▶ [The problem]: Set down the material below word for word, excluding the pictures.

▶ [The data]:
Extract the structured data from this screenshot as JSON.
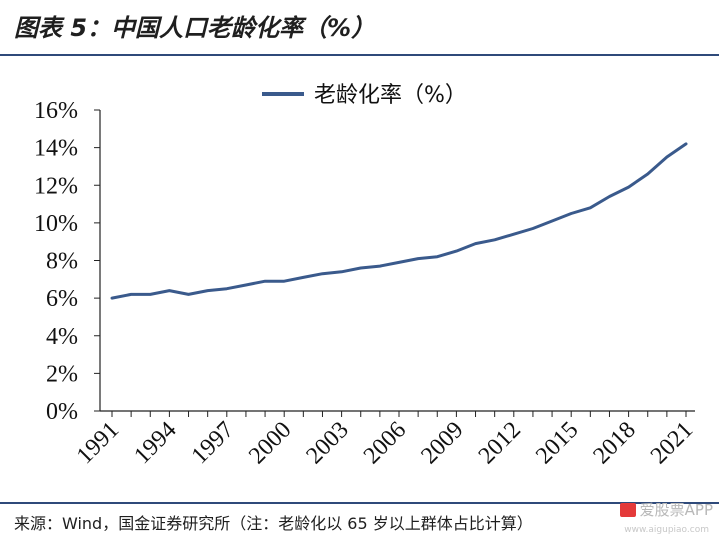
{
  "header": {
    "title": "图表 5：中国人口老龄化率（%）"
  },
  "footer": {
    "source": "来源：Wind，国金证券研究所（注：老龄化以 65 岁以上群体占比计算）",
    "watermark": "爱股票APP",
    "watermark_url": "www.aigupiao.com"
  },
  "chart_data": {
    "type": "line",
    "title": "",
    "xlabel": "",
    "ylabel": "",
    "x": [
      1991,
      1992,
      1993,
      1994,
      1995,
      1996,
      1997,
      1998,
      1999,
      2000,
      2001,
      2002,
      2003,
      2004,
      2005,
      2006,
      2007,
      2008,
      2009,
      2010,
      2011,
      2012,
      2013,
      2014,
      2015,
      2016,
      2017,
      2018,
      2019,
      2020,
      2021
    ],
    "x_tick_labels": [
      "1991",
      "1994",
      "1997",
      "2000",
      "2003",
      "2006",
      "2009",
      "2012",
      "2015",
      "2018",
      "2021"
    ],
    "y_tick_labels": [
      "0%",
      "2%",
      "4%",
      "6%",
      "8%",
      "10%",
      "12%",
      "14%",
      "16%"
    ],
    "ylim": [
      0,
      16
    ],
    "grid": false,
    "legend_position": "top-center",
    "series": [
      {
        "name": "老龄化率（%）",
        "color": "#3a5a8c",
        "values": [
          6.0,
          6.2,
          6.2,
          6.4,
          6.2,
          6.4,
          6.5,
          6.7,
          6.9,
          6.9,
          7.1,
          7.3,
          7.4,
          7.6,
          7.7,
          7.9,
          8.1,
          8.2,
          8.5,
          8.9,
          9.1,
          9.4,
          9.7,
          10.1,
          10.5,
          10.8,
          11.4,
          11.9,
          12.6,
          13.5,
          14.2
        ]
      }
    ]
  }
}
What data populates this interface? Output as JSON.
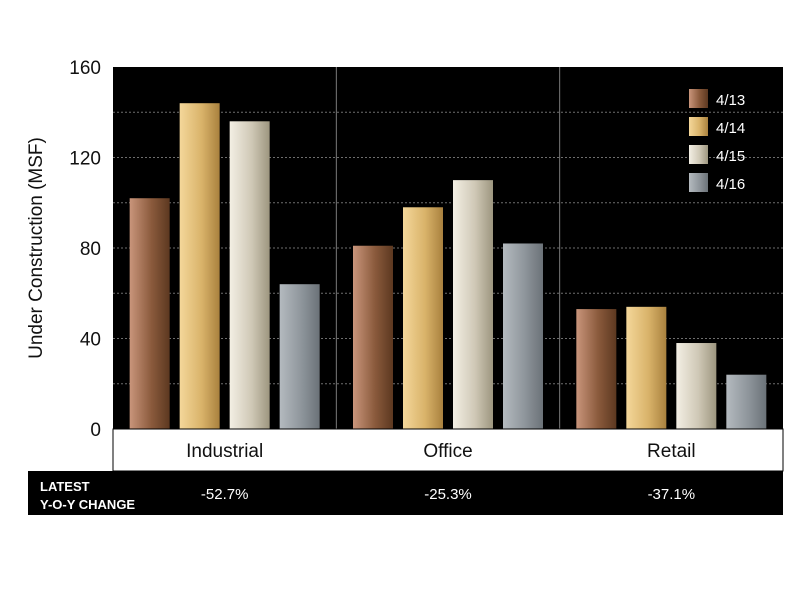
{
  "chart_data": {
    "type": "bar",
    "ylabel": "Under Construction (MSF)",
    "ylim": [
      0,
      160
    ],
    "yticks": [
      0,
      40,
      80,
      120,
      160
    ],
    "categories": [
      "Industrial",
      "Office",
      "Retail"
    ],
    "series": [
      {
        "name": "4/13",
        "values": [
          102,
          81,
          53
        ]
      },
      {
        "name": "4/14",
        "values": [
          144,
          98,
          54
        ]
      },
      {
        "name": "4/15",
        "values": [
          136,
          110,
          38
        ]
      },
      {
        "name": "4/16",
        "values": [
          64,
          82,
          24
        ]
      }
    ],
    "legend_position": "top-right",
    "grid": "horizontal dotted",
    "footer": {
      "label_line1": "LATEST",
      "label_line2": "Y-O-Y CHANGE",
      "values": [
        "-52.7%",
        "-25.3%",
        "-37.1%"
      ]
    }
  },
  "colors": {
    "background": "#000000",
    "series": [
      "#8a5a3c",
      "#d9b36a",
      "#cfc8b6",
      "#8e959b"
    ]
  }
}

▶ [Response to the task]:
Extract the structured data from this screenshot as JSON.
{
  "header": {
    "title": "图表 5：中国人口老龄化率（%）"
  },
  "footer": {
    "source": "来源：Wind，国金证券研究所（注：老龄化以 65 岁以上群体占比计算）",
    "watermark": "爱股票APP",
    "watermark_url": "www.aigupiao.com"
  },
  "chart_data": {
    "type": "line",
    "title": "",
    "xlabel": "",
    "ylabel": "",
    "x": [
      1991,
      1992,
      1993,
      1994,
      1995,
      1996,
      1997,
      1998,
      1999,
      2000,
      2001,
      2002,
      2003,
      2004,
      2005,
      2006,
      2007,
      2008,
      2009,
      2010,
      2011,
      2012,
      2013,
      2014,
      2015,
      2016,
      2017,
      2018,
      2019,
      2020,
      2021
    ],
    "x_tick_labels": [
      "1991",
      "1994",
      "1997",
      "2000",
      "2003",
      "2006",
      "2009",
      "2012",
      "2015",
      "2018",
      "2021"
    ],
    "y_tick_labels": [
      "0%",
      "2%",
      "4%",
      "6%",
      "8%",
      "10%",
      "12%",
      "14%",
      "16%"
    ],
    "ylim": [
      0,
      16
    ],
    "grid": false,
    "legend_position": "top-center",
    "series": [
      {
        "name": "老龄化率（%）",
        "color": "#3a5a8c",
        "values": [
          6.0,
          6.2,
          6.2,
          6.4,
          6.2,
          6.4,
          6.5,
          6.7,
          6.9,
          6.9,
          7.1,
          7.3,
          7.4,
          7.6,
          7.7,
          7.9,
          8.1,
          8.2,
          8.5,
          8.9,
          9.1,
          9.4,
          9.7,
          10.1,
          10.5,
          10.8,
          11.4,
          11.9,
          12.6,
          13.5,
          14.2
        ]
      }
    ]
  }
}
What data populates this interface? Output as JSON.
{
  "chart_data": {
    "type": "bar",
    "ylabel": "Under Construction (MSF)",
    "ylim": [
      0,
      160
    ],
    "yticks": [
      0,
      40,
      80,
      120,
      160
    ],
    "categories": [
      "Industrial",
      "Office",
      "Retail"
    ],
    "series": [
      {
        "name": "4/13",
        "values": [
          102,
          81,
          53
        ]
      },
      {
        "name": "4/14",
        "values": [
          144,
          98,
          54
        ]
      },
      {
        "name": "4/15",
        "values": [
          136,
          110,
          38
        ]
      },
      {
        "name": "4/16",
        "values": [
          64,
          82,
          24
        ]
      }
    ],
    "legend_position": "top-right",
    "grid": "horizontal dotted",
    "footer": {
      "label_line1": "LATEST",
      "label_line2": "Y-O-Y CHANGE",
      "values": [
        "-52.7%",
        "-25.3%",
        "-37.1%"
      ]
    }
  },
  "colors": {
    "background": "#000000",
    "series": [
      "#8a5a3c",
      "#d9b36a",
      "#cfc8b6",
      "#8e959b"
    ]
  }
}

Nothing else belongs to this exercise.